Задание: Продолжите рассуждение о мифе и мифологическом сознании, начав сразу после его последнего предложения.

Фрагмент текста:
--
Если напомнить версию Элиаде, то можно дать некоторую формулу мифа. Миф есть повествование об архетипическом (со справедливой оговоркой самого Элиаде об отличии его трактовки архетипа от юнговской) событии (т.е. имеющем статус образца), имеющем символическое значение (когда борьба богов и титанов, например, трактуется как конфликт хаоса и порядка), указывающем на необходимость его копирования в ритуальном акте и убеждающем в реальности этого события путем эмоционального переживания от исполнения ритуала. Естественно, что подобная структура должна быть проста, в том смысле, что доступна каждому. Это легко достигается посредством переописания наличного и подключения воображения как средства проживания в переописанном мире. Когда юноша-почтальон именует себя "партизаном городских окраин", "бойцом городских джунглей", то он уже попадает в иной мир, переописывая профанное в сакральное, испытывая состояние священности при своем поключении к сакральному (поскольку сакральное и есть состояние священности от соприкосновения с архетипом), выстраивая стратегию поведения в сакральном мире путем копирования жестов любого воина, солдата, партизана. В этом смысле важно только, чтобы делались соответствующие слова. Таким образом, миф подвластен любому и благодаря этому властвует над любым. Достаточно посмотреть на объекты другими глазами, ведь переживание и есть то, что доступно всегда, везде и каждому. Что явится сакральным, в данном случае несущественно. Обычно источником выступает сфера традиции, которая приобрела статус расхожести. Миф перерабатывает любое содержание правда весьма неожиданным способом. В данном контексте является иллюзией практика тотального манипулирования сознанием и представление о господстве такой практики. Мифология с радостью поглощает предлагаемое ей содержание. Этот момент важен, потому что сам принцип мифологии основан на творческом бессилии. Копирование архетипического жеста есть существование от другого. Однако на выходе возникает совершенно иная продукция. Интерпретация ее с позиций предложенной структуры мифологического сознания позволит, как нам представляется, преодолеть множество стереотипов, которые до сих пор бытуют в истолкованиях массового сознания.
--
Строки данных:
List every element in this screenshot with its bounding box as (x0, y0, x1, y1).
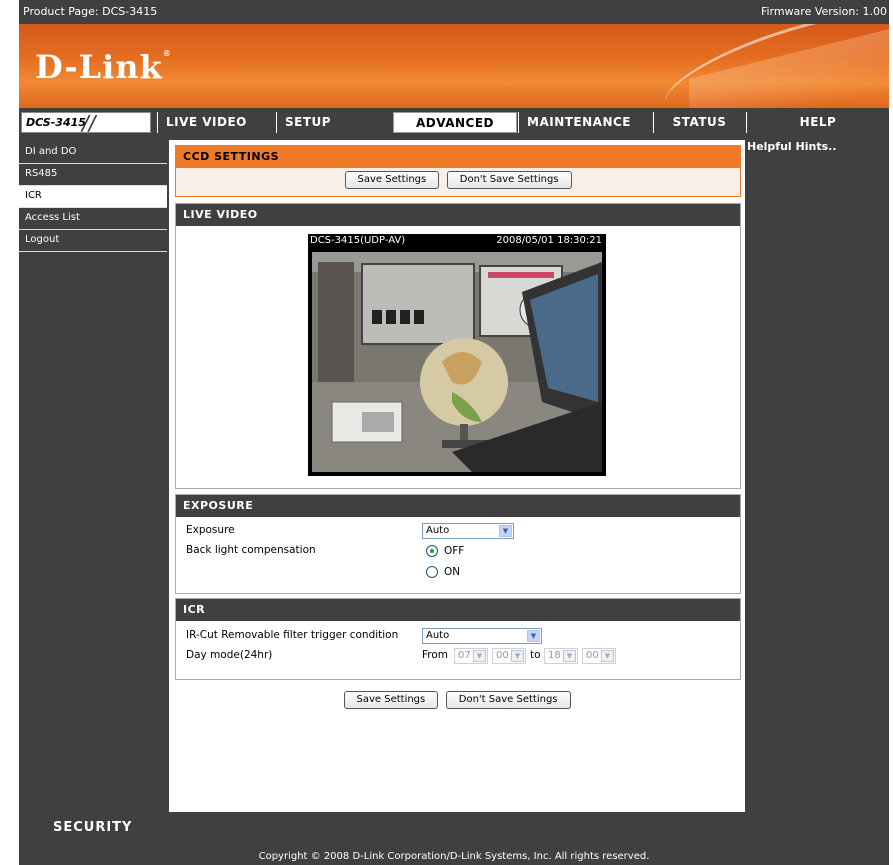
icr-title: ICR (176, 599, 740, 621)
sidebar-item-logout[interactable]: Logout (19, 230, 167, 252)
ccd-settings-buttons: Save Settings Don't Save Settings (176, 168, 740, 196)
video-timestamp-overlay: 2008/05/01 18:30:21 (496, 235, 602, 246)
bottom-buttons: Save Settings Don't Save Settings (169, 691, 745, 709)
model-badge: DCS-3415 // (21, 111, 151, 135)
footer-bar: SECURITY (19, 812, 889, 848)
to-hour-select[interactable]: 18 ▼ (544, 648, 578, 664)
icr-trigger-select-value: Auto (426, 630, 450, 641)
ccd-settings-section: CCD SETTINGS Save Settings Don't Save Se… (175, 145, 741, 197)
blc-on-label: ON (444, 566, 461, 578)
exposure-section: EXPOSURE Exposure Auto ▼ Back light comp… (175, 494, 741, 594)
top-bar: Product Page: DCS-3415 Firmware Version:… (19, 0, 889, 24)
main-content: CCD SETTINGS Save Settings Don't Save Se… (169, 140, 745, 812)
tab-maintenance[interactable]: MAINTENANCE (518, 112, 652, 133)
icr-trigger-label: IR-Cut Removable filter trigger conditio… (186, 629, 399, 641)
chevron-down-icon: ▼ (563, 650, 576, 662)
dlink-logo: D-Link® (35, 48, 172, 86)
copyright-text: Copyright © 2008 D-Link Corporation/D-Li… (19, 848, 889, 865)
sidebar: DI and DO RS485 ICR Access List Logout (19, 142, 167, 252)
save-settings-button-top[interactable]: Save Settings (344, 171, 440, 189)
icr-trigger-select[interactable]: Auto ▼ (422, 628, 542, 644)
helpful-hints-title: Helpful Hints.. (747, 140, 837, 153)
from-hour-select[interactable]: 07 ▼ (454, 648, 488, 664)
backlight-compensation-label: Back light compensation (186, 544, 316, 556)
camera-name-overlay: DCS-3415(UDP-AV) (310, 235, 406, 246)
tab-setup[interactable]: SETUP (276, 112, 392, 133)
sidebar-item-icr[interactable]: ICR (19, 186, 167, 208)
day-mode-label: Day mode(24hr) (186, 649, 273, 661)
save-settings-button-bottom[interactable]: Save Settings (343, 691, 439, 709)
tab-live-video[interactable]: LIVE VIDEO (157, 112, 275, 133)
model-label: DCS-3415 (26, 116, 86, 129)
icr-section: ICR IR-Cut Removable filter trigger cond… (175, 598, 741, 680)
firmware-version-label: Firmware Version: 1.00 (760, 5, 887, 18)
chevron-down-icon: ▼ (511, 650, 524, 662)
to-label: to (530, 649, 541, 661)
from-minute-select[interactable]: 00 ▼ (492, 648, 526, 664)
sidebar-item-rs485[interactable]: RS485 (19, 164, 167, 186)
blc-off-label: OFF (444, 545, 465, 557)
product-page-label: Product Page: DCS-3415 (23, 5, 158, 18)
to-minute-value: 00 (586, 650, 599, 661)
main-nav: DCS-3415 // LIVE VIDEO SETUP ADVANCED MA… (19, 110, 889, 135)
page-frame: Product Page: DCS-3415 Firmware Version:… (19, 0, 889, 865)
exposure-title: EXPOSURE (176, 495, 740, 517)
blc-off-radio[interactable] (426, 545, 438, 557)
ccd-settings-title: CCD SETTINGS (176, 146, 740, 168)
from-hour-value: 07 (458, 650, 471, 661)
from-label: From (422, 649, 449, 661)
sidebar-item-di-and-do[interactable]: DI and DO (19, 142, 167, 164)
live-video-player[interactable]: DCS-3415(UDP-AV) 2008/05/01 18:30:21 (308, 234, 606, 476)
to-hour-value: 18 (548, 650, 561, 661)
blc-on-radio[interactable] (426, 566, 438, 578)
live-video-section: LIVE VIDEO DCS-3415(UDP-AV) 2008/05/01 1… (175, 203, 741, 489)
tab-advanced[interactable]: ADVANCED (393, 112, 517, 133)
from-minute-value: 00 (496, 650, 509, 661)
header-banner: D-Link® (19, 24, 889, 108)
exposure-label: Exposure (186, 524, 235, 536)
to-minute-select[interactable]: 00 ▼ (582, 648, 616, 664)
live-video-title: LIVE VIDEO (176, 204, 740, 226)
tab-help[interactable]: HELP (746, 112, 889, 133)
security-label: SECURITY (53, 820, 133, 835)
chevron-down-icon: ▼ (527, 630, 540, 642)
chevron-down-icon: ▼ (473, 650, 486, 662)
chevron-down-icon: ▼ (499, 525, 512, 537)
tab-status[interactable]: STATUS (653, 112, 745, 133)
exposure-select[interactable]: Auto ▼ (422, 523, 514, 539)
sidebar-item-access-list[interactable]: Access List (19, 208, 167, 230)
video-scene-image (312, 252, 602, 472)
chevron-down-icon: ▼ (601, 650, 614, 662)
dont-save-settings-button-bottom[interactable]: Don't Save Settings (445, 691, 571, 709)
video-frame (312, 252, 602, 472)
dont-save-settings-button-top[interactable]: Don't Save Settings (446, 171, 572, 189)
exposure-select-value: Auto (426, 525, 450, 536)
model-slash-decoration: // (82, 111, 96, 135)
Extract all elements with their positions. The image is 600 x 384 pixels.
--
Ответ:
Если говорить о методологической стратегии, то она приципиально должна избегать описания в терминах "высшее", "низшее", поскольку такое описание предполагает моральное измерение и возвращение к классической метафизике. Мы можем говорить лишь о принципиально разных способах освоения мира, которые пересекаются и конфликтуют в связи с господством индустриальной цивилизации и тоталитаристскими претензиями интеллектуалов. Поэтому нет единого мира. Отсюда вытекает ориентация на предпочтительные объекты освоения и фактическая переинтерпретация знаковых систем, когда навязывается концепция единого мира. Если говорить о предпочтительных объектах, то для их обозначения нет иного слова, как "повседневность". Повседневность не тождественна сфере профанного, а скорее выступает гарантией наглядного, зримого, яркого, доступного переживанию.

Процедуру переописания мы можем считать в данном контексте фундаментальной. Однако переописание не тождественно редукции, т.е. пресловутому упрощению мира. Именно так характеризовались представления массового человека в интеллектуальном дискурсе. Очевидно, что массовое сознание отождествляет государство с главой государства, "рыночные отношения" с обычным рынком и т.д. Но данное действие было бы действительно упрощением, если бы в основе лежало единство практик. Конечно, в случае революционной практики перенесение острия гнева на политического лидера вместо политической структуры было бы элементарной ошибкой. Но мифологическая практика совершенно иная. Интеллектуал, сталкиваясь с проблемами, решает их посредством преобразующего творческого действия, создавая воображением проект утопии и действуя в целях его реализации. Мифология, пользуясь словами Р.Барта, обращает историю в природу. Поэтому всякая проблема превращается в трудность, которая, однако, связывается с устройством самого мироздания и, следовательно, не подлежит преобразованию. Так устроен мир, что мерами он является хаосом, а мерами - порядком. Поэтому основной задачей видится сохранение и упрочение сферы сакрального как своеобразной "компенсации" за наличие профанного. Компенсация недаром взята в кавычки, поскольку в противном случае описание вошло бы в привычную колею истолкования поведения массового человека как бегства из мира реалий в мир иллюзий.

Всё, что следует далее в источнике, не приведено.